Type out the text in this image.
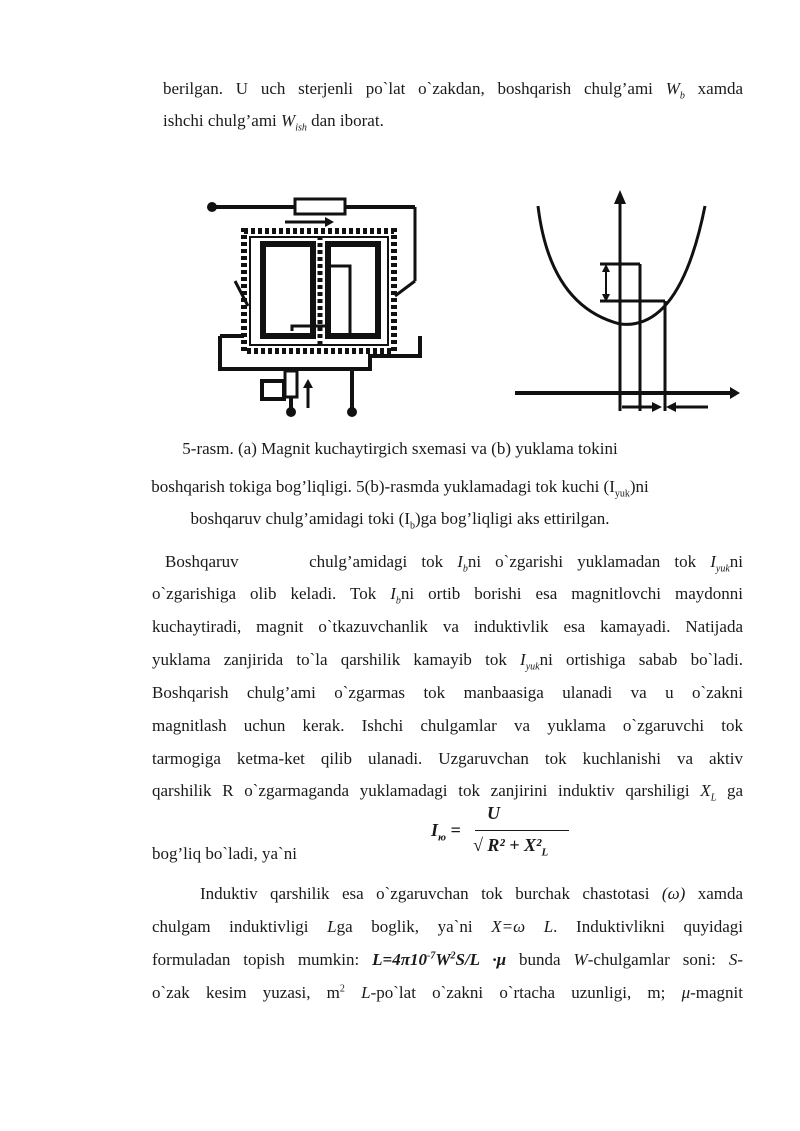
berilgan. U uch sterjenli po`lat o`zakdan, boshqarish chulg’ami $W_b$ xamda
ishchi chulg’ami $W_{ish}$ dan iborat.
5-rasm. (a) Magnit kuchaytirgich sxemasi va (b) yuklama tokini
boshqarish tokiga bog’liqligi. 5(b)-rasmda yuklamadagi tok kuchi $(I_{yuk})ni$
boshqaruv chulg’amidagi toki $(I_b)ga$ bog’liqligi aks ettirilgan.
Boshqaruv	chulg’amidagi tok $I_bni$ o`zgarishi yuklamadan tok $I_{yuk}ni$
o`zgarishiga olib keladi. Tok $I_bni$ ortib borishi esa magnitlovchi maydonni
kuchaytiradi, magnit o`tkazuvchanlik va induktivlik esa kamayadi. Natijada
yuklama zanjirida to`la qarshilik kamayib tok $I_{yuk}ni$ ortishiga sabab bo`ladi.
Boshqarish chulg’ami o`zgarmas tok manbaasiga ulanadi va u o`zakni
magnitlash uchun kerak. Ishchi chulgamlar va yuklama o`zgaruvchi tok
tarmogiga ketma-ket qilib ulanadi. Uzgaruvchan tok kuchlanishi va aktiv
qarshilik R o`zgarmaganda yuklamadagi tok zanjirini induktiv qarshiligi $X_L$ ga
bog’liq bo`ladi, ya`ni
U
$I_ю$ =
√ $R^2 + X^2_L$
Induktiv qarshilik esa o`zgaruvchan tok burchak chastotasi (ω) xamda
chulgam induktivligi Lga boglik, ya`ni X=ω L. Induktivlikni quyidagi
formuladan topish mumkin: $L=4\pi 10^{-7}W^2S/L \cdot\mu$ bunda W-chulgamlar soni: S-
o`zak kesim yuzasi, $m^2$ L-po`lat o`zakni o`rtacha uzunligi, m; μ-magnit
______________________________
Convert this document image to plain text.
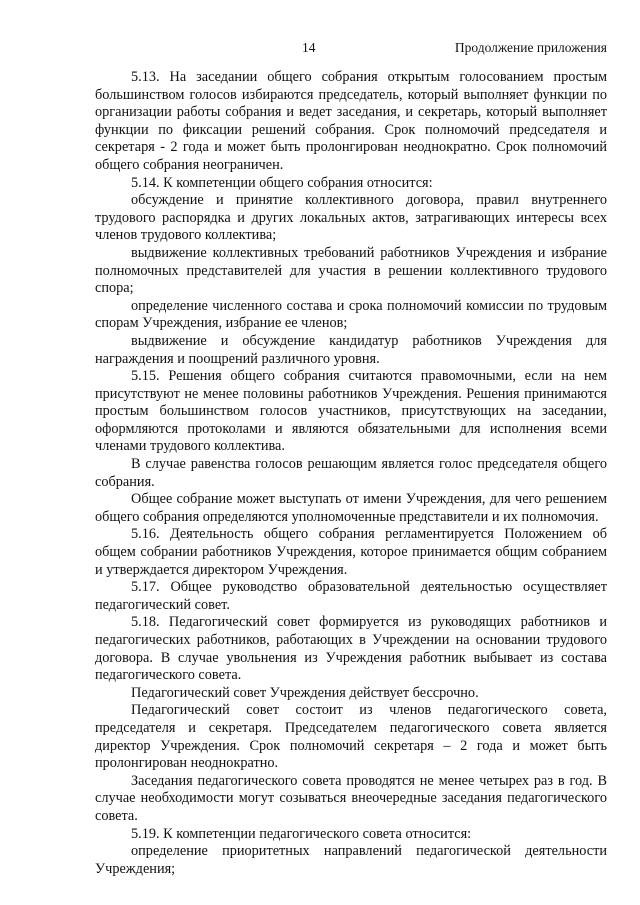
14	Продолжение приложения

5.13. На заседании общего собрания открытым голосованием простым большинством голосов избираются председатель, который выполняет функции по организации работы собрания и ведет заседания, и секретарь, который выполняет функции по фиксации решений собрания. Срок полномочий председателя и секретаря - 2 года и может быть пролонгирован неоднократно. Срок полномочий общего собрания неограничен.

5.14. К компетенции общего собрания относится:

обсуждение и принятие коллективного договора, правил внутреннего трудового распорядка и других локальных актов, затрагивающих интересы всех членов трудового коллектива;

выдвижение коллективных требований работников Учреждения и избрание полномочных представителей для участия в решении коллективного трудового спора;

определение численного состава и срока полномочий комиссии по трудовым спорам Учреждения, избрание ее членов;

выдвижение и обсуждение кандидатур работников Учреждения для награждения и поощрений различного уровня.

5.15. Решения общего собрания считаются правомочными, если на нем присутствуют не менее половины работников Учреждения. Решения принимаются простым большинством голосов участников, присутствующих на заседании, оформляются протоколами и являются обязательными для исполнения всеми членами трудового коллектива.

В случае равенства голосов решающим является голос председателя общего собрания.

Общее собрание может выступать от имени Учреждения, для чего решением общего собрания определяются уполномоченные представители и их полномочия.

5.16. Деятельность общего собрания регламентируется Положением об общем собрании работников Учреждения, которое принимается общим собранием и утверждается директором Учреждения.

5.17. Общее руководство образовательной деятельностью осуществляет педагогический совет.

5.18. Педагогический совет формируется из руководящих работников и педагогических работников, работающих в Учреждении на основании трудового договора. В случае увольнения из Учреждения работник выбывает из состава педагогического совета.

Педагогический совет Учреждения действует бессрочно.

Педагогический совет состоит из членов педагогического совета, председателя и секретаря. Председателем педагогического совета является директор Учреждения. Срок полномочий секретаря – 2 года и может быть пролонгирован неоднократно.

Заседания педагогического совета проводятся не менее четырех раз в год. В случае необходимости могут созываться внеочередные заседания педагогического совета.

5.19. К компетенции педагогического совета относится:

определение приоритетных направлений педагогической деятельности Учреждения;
______________________________
◆ Directive ◆
Looking at the data above, show all lines where the word "liqligi" occurs.

◆ Task result ◆
boshqarish tokiga bog’liqligi. 5(b)-rasmda yuklamadagi tok kuchi $(I_{yuk})ni$
boshqaruv chulg’amidagi toki $(I_b)ga$ bog’liqligi aks ettirilgan.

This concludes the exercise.